Given instruction: Your task is to output the entries below word for word.

________________

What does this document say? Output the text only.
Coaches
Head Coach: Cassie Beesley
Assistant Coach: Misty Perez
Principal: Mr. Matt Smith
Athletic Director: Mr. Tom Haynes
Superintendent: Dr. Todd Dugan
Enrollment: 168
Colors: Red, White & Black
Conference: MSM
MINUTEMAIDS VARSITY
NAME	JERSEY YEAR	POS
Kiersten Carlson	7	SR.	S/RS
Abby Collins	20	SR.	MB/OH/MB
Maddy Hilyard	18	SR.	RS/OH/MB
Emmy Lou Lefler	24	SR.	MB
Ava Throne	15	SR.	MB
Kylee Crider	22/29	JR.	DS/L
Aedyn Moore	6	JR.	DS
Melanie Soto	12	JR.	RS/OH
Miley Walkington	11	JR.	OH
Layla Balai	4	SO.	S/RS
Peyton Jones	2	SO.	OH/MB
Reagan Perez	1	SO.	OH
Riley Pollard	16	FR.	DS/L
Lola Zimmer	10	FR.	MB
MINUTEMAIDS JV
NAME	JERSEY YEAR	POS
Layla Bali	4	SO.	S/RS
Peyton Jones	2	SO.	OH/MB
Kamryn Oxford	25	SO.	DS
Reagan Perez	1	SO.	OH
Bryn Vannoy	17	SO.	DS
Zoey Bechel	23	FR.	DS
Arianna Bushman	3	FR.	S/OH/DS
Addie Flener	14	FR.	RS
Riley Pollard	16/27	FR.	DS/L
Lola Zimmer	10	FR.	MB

________________

Task solution:
What does this document say? Output the text only.
Coaches
Head Coach: Cassie Beesley
Assistant Coach: Misty Perez
Principal: Mr. Matt Smith
Athletic Director: Mr. Tom Haynes
Superintendent: Dr. Todd Dugan
Enrollment: 168
Colors: Red, White & Black
Conference: MSM
MINUTEMAIDS VARSITY
NAME	JERSEY YEAR	POS
Kiersten Carlson	7	SR.	S/RS
Abby Collins	20	SR.	MB/OH/MB
Maddy Hilyard	18	SR.	RS/OH/MB
Emmy Lou Lefler	24	SR.	MB
Ava Throne	15	SR.	MB
Kylee Crider	22/29	JR.	DS/L
Aedyn Moore	6	JR.	DS
Melanie Soto	12	JR.	RS/OH
Miley Walkington	11	JR.	OH
Layla Balai	4	SO.	S/RS
Peyton Jones	2	SO.	OH/MB
Reagan Perez	1	SO.	OH
Riley Pollard	16	FR.	DS/L
Lola Zimmer	10	FR.	MB
MINUTEMAIDS JV
NAME	JERSEY YEAR	POS
Layla Bali	4	SO.	S/RS
Peyton Jones	2	SO.	OH/MB
Kamryn Oxford	25	SO.	DS
Reagan Perez	1	SO.	OH
Bryn Vannoy	17	SO.	DS
Zoey Bechel	23	FR.	DS
Arianna Bushman	3	FR.	S/OH/DS
Addie Flener	14	FR.	RS
Riley Pollard	16/27	FR.	DS/L
Lola Zimmer	10	FR.	MB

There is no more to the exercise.